**Instructions to follow:**
Reproduce the records exactly.

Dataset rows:

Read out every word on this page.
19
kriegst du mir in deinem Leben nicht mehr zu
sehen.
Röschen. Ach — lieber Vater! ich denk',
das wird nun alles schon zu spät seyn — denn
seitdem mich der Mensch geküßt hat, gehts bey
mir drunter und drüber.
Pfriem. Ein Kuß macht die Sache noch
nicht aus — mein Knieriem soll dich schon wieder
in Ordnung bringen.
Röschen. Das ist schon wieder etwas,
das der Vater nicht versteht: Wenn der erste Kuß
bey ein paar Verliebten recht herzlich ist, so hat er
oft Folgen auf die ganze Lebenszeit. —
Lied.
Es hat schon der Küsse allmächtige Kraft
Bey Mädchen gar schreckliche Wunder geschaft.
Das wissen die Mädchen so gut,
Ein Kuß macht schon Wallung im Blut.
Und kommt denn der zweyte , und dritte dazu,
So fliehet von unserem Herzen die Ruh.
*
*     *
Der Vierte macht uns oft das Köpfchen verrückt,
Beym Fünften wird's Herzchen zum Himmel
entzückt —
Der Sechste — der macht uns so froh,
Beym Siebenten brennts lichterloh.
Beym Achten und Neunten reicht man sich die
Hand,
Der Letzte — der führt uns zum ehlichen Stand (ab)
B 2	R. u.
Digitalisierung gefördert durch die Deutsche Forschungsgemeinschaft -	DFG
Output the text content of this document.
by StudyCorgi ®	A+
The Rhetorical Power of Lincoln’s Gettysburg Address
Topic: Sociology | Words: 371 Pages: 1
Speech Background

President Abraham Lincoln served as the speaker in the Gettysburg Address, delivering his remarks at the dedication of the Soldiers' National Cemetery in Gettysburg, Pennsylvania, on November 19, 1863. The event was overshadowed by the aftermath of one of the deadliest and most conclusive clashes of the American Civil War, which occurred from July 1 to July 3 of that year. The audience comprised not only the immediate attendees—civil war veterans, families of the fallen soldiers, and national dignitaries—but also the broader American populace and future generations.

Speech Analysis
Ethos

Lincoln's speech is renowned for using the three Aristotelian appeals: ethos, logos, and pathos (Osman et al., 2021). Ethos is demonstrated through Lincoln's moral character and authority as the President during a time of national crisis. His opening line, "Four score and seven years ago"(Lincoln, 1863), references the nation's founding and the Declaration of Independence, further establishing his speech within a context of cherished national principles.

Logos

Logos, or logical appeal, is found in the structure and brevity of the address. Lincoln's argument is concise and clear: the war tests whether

**Result of the task:**
Read out every word on this page.
19
kriegst du mir in deinem Leben nicht mehr zu
sehen.
Röschen. Ach — lieber Vater! ich denk',
das wird nun alles schon zu spät seyn — denn
seitdem mich der Mensch geküßt hat, gehts bey
mir drunter und drüber.
Pfriem. Ein Kuß macht die Sache noch
nicht aus — mein Knieriem soll dich schon wieder
in Ordnung bringen.
Röschen. Das ist schon wieder etwas,
das der Vater nicht versteht: Wenn der erste Kuß
bey ein paar Verliebten recht herzlich ist, so hat er
oft Folgen auf die ganze Lebenszeit. —
Lied.
Es hat schon der Küsse allmächtige Kraft
Bey Mädchen gar schreckliche Wunder geschaft.
Das wissen die Mädchen so gut,
Ein Kuß macht schon Wallung im Blut.
Und kommt denn der zweyte , und dritte dazu,
So fliehet von unserem Herzen die Ruh.
*
*     *
Der Vierte macht uns oft das Köpfchen verrückt,
Beym Fünften wird's Herzchen zum Himmel
entzückt —
Der Sechste — der macht uns so froh,
Beym Siebenten brennts lichterloh.
Beym Achten und Neunten reicht man sich die
Hand,
Der Letzte — der führt uns zum ehlichen Stand (ab)
B 2	R. u.
Digitalisierung gefördert durch die Deutsche Forschungsgemeinschaft -	DFG
Output the text content of this document.
by StudyCorgi ®	A+
The Rhetorical Power of Lincoln’s Gettysburg Address
Topic: Sociology | Words: 371 Pages: 1
Speech Background

President Abraham Lincoln served as the speaker in the Gettysburg Address, delivering his remarks at the dedication of the Soldiers' National Cemetery in Gettysburg, Pennsylvania, on November 19, 1863. The event was overshadowed by the aftermath of one of the deadliest and most conclusive clashes of the American Civil War, which occurred from July 1 to July 3 of that year. The audience comprised not only the immediate attendees—civil war veterans, families of the fallen soldiers, and national dignitaries—but also the broader American populace and future generations.

Speech Analysis
Ethos

Lincoln's speech is renowned for using the three Aristotelian appeals: ethos, logos, and pathos (Osman et al., 2021). Ethos is demonstrated through Lincoln's moral character and authority as the President during a time of national crisis. His opening line, "Four score and seven years ago"(Lincoln, 1863), references the nation's founding and the Declaration of Independence, further establishing his speech within a context of cherished national principles.

Logos

Logos, or logical appeal, is found in the structure and brevity of the address. Lincoln's argument is concise and clear: the war tests whether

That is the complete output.